"""

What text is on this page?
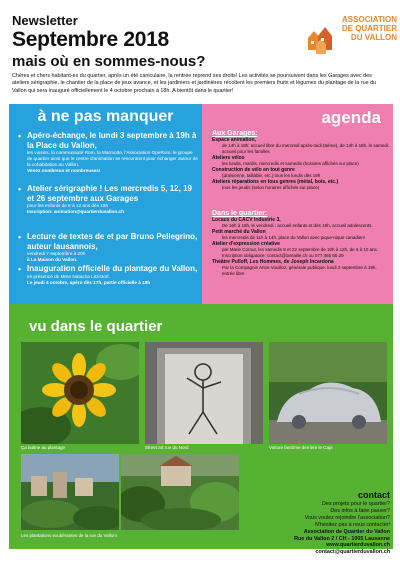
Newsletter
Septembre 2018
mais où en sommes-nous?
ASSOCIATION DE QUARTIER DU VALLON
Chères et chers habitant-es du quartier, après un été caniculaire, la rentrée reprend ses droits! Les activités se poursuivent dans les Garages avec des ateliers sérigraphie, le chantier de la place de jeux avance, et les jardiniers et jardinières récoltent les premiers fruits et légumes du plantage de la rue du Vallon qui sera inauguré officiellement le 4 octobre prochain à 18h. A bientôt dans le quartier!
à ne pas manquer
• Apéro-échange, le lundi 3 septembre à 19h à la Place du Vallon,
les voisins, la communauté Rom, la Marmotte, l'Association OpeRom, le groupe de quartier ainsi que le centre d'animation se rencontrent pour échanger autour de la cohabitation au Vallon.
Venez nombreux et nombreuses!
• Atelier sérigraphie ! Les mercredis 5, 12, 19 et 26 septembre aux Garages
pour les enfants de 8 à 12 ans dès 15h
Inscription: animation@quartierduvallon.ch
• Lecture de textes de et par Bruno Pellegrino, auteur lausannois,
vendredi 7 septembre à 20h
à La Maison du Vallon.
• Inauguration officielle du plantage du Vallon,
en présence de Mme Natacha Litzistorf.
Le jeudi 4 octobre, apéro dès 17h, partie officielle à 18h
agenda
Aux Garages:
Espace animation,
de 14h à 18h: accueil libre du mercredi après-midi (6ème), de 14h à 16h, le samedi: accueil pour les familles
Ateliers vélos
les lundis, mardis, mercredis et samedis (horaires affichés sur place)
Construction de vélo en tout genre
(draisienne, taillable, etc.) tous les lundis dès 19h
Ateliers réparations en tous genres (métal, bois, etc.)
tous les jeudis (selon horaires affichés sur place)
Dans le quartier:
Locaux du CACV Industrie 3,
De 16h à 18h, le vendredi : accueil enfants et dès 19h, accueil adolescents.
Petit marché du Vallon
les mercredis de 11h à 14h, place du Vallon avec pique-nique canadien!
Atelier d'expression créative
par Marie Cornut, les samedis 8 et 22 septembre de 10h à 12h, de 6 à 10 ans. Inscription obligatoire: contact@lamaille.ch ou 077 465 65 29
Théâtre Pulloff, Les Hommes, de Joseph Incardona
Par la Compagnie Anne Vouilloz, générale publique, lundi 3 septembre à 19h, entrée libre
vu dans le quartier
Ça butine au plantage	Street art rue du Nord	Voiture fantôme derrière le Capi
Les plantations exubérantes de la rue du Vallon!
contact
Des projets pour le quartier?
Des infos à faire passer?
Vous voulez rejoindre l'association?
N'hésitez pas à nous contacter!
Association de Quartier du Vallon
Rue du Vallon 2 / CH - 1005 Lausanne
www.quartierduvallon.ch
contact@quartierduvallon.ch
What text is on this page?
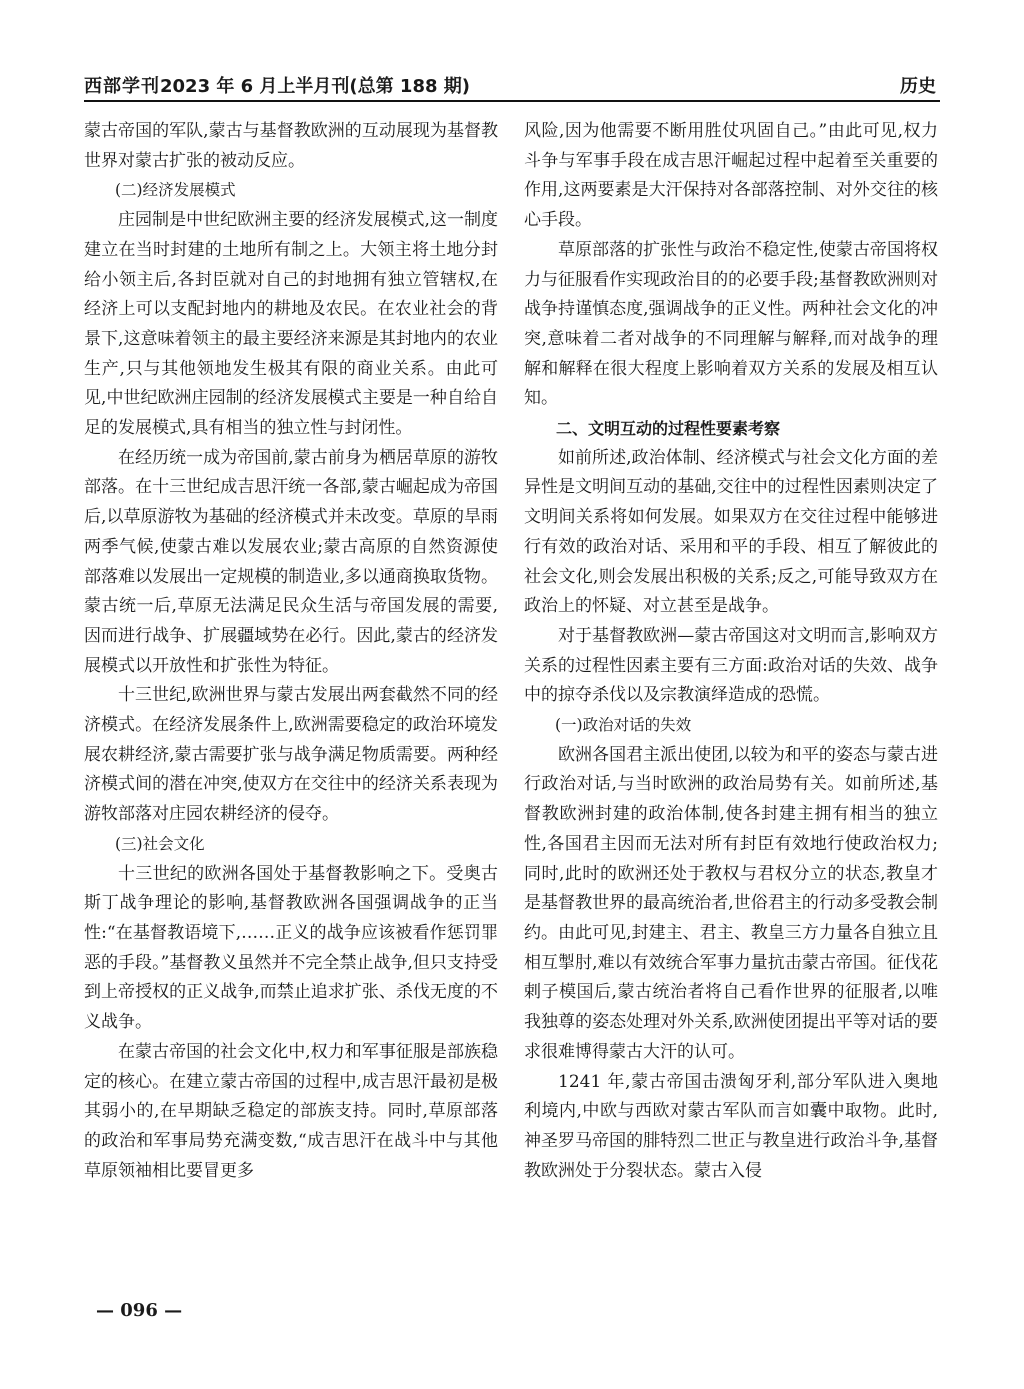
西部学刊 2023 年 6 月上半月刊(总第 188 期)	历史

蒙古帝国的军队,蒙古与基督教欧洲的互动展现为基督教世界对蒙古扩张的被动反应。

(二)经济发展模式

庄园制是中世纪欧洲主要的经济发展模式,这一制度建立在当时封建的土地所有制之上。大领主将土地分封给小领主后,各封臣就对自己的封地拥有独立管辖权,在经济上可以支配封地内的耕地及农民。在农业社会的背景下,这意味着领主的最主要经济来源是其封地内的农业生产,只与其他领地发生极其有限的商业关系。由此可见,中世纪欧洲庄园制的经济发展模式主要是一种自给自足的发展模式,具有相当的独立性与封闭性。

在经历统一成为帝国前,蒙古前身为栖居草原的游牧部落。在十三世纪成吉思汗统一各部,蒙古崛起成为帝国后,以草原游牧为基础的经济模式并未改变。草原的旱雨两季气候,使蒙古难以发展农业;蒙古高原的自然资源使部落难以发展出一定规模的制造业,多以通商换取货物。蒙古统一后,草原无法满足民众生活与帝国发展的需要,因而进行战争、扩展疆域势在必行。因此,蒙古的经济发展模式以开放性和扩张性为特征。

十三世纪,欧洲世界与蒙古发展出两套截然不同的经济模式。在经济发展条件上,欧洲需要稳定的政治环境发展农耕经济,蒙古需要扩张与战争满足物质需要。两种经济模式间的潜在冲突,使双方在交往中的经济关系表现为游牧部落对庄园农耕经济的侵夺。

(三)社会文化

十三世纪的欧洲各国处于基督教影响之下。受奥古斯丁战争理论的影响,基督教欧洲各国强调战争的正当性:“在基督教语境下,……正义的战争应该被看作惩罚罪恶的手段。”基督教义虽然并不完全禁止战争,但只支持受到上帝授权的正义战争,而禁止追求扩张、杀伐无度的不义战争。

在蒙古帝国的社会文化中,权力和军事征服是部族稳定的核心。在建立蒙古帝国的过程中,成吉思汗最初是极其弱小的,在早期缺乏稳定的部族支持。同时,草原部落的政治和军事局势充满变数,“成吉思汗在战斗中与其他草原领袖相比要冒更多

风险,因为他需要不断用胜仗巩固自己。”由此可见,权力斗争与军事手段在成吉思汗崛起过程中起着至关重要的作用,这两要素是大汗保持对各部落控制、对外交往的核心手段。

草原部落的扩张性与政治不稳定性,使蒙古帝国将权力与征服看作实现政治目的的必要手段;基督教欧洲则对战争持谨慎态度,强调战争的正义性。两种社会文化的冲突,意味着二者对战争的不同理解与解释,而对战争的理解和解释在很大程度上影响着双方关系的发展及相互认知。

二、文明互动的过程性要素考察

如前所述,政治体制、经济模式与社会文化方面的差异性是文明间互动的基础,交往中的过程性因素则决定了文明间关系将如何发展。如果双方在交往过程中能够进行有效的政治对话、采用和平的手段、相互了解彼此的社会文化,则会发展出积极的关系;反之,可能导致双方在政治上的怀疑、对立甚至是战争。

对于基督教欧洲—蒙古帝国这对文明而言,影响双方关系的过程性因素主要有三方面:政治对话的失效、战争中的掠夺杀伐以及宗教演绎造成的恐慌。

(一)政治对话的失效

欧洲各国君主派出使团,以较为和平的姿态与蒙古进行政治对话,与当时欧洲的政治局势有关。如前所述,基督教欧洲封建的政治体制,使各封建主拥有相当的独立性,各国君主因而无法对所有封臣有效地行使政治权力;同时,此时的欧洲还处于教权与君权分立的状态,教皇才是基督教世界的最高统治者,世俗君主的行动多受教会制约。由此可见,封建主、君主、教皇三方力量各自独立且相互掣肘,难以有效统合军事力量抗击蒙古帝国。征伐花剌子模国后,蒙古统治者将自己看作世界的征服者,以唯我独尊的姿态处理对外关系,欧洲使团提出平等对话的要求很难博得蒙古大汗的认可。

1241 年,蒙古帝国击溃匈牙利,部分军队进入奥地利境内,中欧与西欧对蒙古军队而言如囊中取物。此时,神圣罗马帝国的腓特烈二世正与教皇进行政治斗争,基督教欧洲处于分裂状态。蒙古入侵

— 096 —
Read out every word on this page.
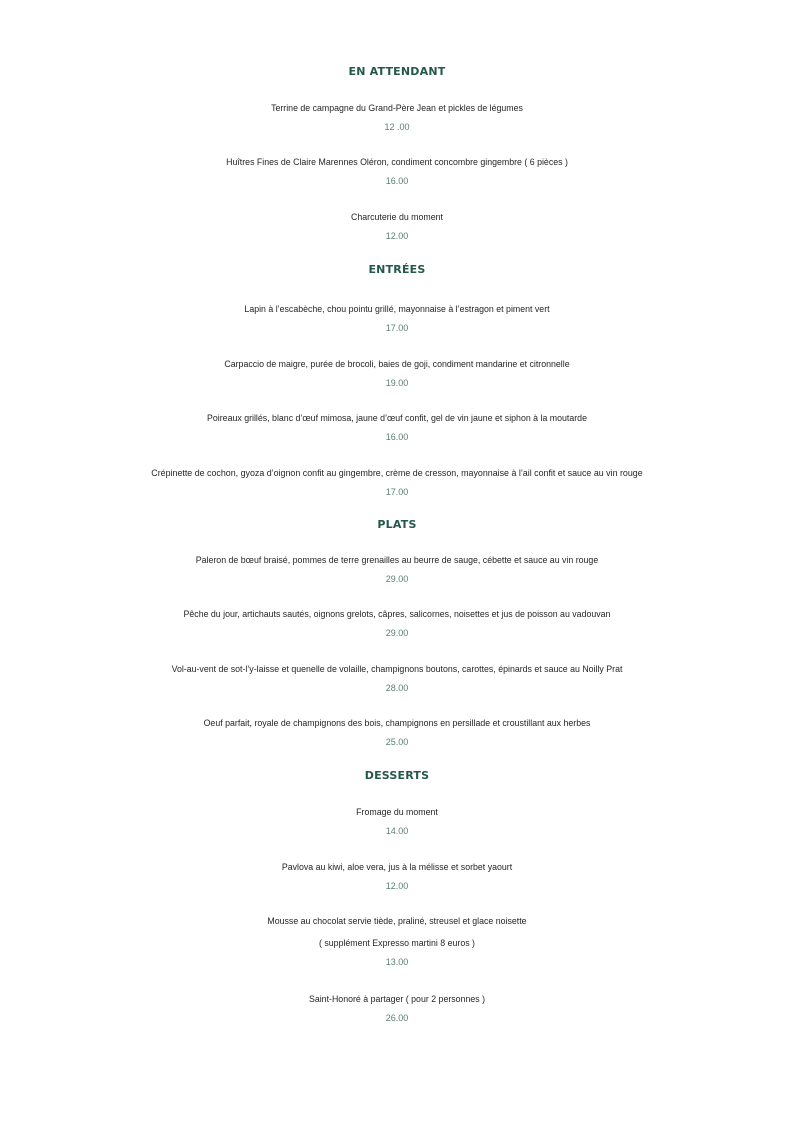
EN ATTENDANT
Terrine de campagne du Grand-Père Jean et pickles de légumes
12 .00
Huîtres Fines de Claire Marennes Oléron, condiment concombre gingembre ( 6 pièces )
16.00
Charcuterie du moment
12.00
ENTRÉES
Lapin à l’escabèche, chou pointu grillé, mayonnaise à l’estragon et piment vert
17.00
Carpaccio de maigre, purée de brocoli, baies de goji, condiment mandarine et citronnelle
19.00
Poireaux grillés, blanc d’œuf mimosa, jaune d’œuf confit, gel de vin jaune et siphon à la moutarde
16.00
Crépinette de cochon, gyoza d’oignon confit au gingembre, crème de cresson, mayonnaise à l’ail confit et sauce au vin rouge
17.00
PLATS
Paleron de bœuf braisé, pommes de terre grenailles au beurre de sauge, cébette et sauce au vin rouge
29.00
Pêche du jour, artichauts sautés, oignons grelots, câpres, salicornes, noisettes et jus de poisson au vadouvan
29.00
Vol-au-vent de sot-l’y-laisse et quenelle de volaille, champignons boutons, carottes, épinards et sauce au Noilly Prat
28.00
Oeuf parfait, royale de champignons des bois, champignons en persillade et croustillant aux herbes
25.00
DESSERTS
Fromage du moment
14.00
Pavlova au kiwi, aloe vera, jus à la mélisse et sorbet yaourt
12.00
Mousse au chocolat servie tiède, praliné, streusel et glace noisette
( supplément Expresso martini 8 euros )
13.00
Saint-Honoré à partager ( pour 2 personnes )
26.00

"""

**TASK REQUIREMENTS:** Show each line of the listing that holds the string "moment".

**FULL SOLUTION:**
Charcuterie du moment
Fromage du moment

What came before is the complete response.